> _Work instructions_: Search the listing for "Includes" and copy every line where it appears.

[Start of Given information]

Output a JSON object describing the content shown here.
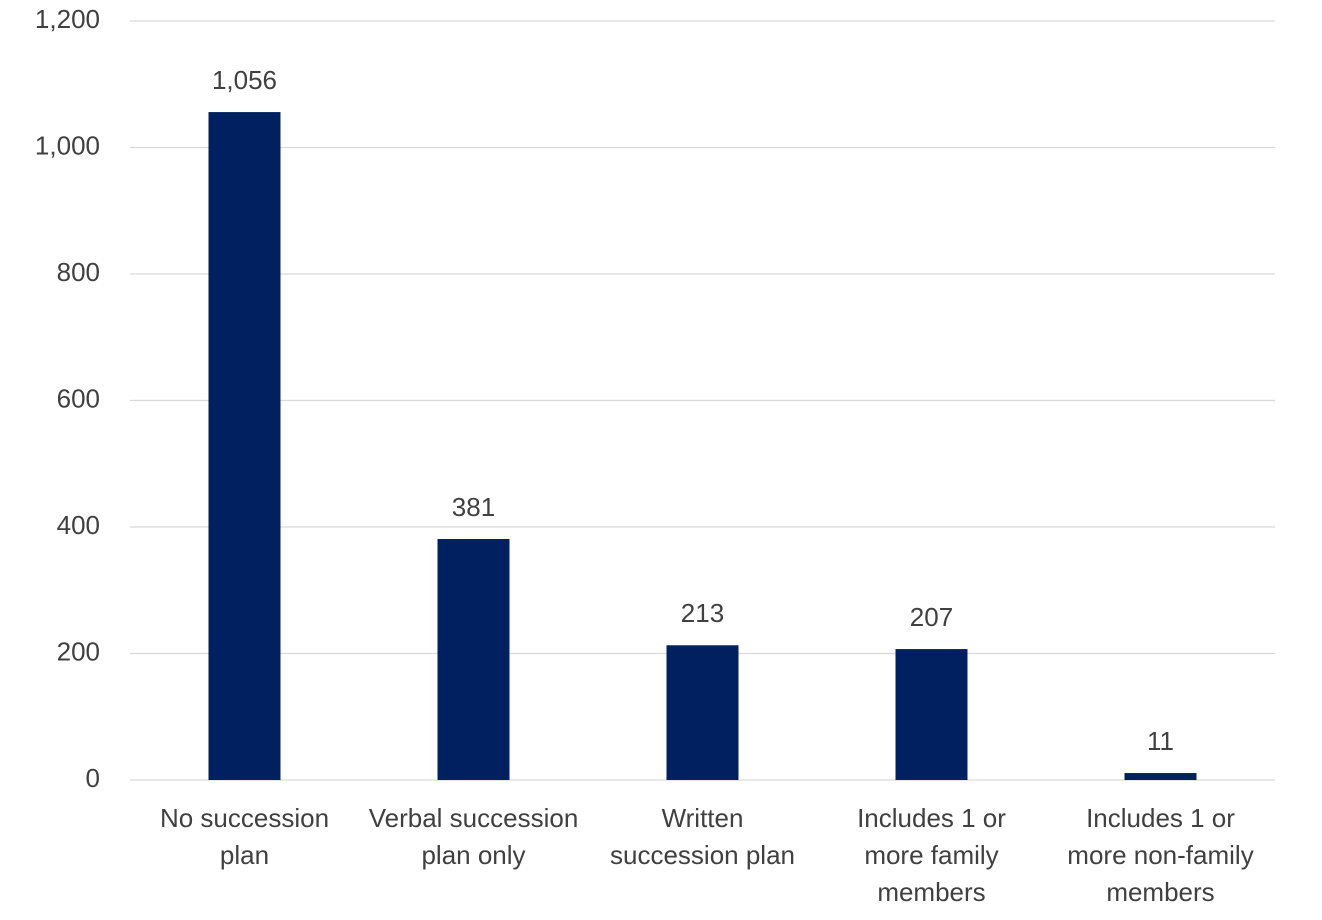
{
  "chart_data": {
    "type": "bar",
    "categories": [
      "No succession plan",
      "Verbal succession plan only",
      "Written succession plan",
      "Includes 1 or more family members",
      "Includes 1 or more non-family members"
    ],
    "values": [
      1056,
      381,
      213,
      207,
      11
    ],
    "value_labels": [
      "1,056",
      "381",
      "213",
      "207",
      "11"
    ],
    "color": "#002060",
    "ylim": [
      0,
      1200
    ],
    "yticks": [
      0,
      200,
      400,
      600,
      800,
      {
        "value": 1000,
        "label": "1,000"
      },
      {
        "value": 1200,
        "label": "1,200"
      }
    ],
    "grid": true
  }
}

[End of Given information]
[Start of Given information]

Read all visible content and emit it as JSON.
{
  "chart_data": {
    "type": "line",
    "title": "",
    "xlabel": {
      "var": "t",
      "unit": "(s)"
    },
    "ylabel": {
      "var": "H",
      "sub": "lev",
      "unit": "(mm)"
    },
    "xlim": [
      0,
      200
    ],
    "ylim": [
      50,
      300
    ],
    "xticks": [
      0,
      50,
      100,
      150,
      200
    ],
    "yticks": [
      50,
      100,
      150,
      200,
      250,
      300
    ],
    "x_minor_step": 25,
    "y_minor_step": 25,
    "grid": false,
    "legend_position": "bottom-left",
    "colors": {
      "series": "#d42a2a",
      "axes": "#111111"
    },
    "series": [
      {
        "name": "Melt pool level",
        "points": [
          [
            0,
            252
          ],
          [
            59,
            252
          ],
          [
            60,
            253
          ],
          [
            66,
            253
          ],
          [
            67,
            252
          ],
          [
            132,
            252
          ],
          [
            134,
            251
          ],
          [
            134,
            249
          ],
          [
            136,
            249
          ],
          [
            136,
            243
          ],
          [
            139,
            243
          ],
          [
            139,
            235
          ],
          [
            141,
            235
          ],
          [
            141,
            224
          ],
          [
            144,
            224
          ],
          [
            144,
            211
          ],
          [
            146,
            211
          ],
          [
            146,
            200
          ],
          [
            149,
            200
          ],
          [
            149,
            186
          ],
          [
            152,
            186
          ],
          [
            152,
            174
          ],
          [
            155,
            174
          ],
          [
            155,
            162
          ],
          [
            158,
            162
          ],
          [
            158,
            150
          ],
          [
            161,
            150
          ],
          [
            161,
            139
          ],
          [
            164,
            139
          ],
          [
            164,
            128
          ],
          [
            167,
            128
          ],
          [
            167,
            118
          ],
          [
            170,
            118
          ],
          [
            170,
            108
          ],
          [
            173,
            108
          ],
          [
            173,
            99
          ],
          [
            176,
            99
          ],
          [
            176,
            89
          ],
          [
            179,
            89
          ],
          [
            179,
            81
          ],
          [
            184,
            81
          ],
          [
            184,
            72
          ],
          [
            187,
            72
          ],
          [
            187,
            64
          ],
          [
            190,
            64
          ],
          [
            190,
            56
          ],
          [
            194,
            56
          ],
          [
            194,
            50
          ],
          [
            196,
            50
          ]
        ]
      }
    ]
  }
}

[End of Given information]

> _Solution to the exercise_:
      "Includes 1 or more family members",
      "Includes 1 or more non-family members"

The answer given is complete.